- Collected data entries
--

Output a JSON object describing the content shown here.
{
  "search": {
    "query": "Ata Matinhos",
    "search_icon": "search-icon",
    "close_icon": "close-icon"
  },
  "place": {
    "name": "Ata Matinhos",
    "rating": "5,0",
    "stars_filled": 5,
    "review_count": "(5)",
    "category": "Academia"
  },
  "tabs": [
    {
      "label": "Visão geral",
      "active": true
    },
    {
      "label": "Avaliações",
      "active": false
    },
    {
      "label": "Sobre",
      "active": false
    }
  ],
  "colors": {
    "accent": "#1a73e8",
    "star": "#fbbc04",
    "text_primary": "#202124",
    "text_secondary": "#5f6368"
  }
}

--

- Your instructions
Copy whichever lines in the listing above contain the word "icon".

- Problem solution
    "search_icon": "search-icon",
    "close_icon": "close-icon"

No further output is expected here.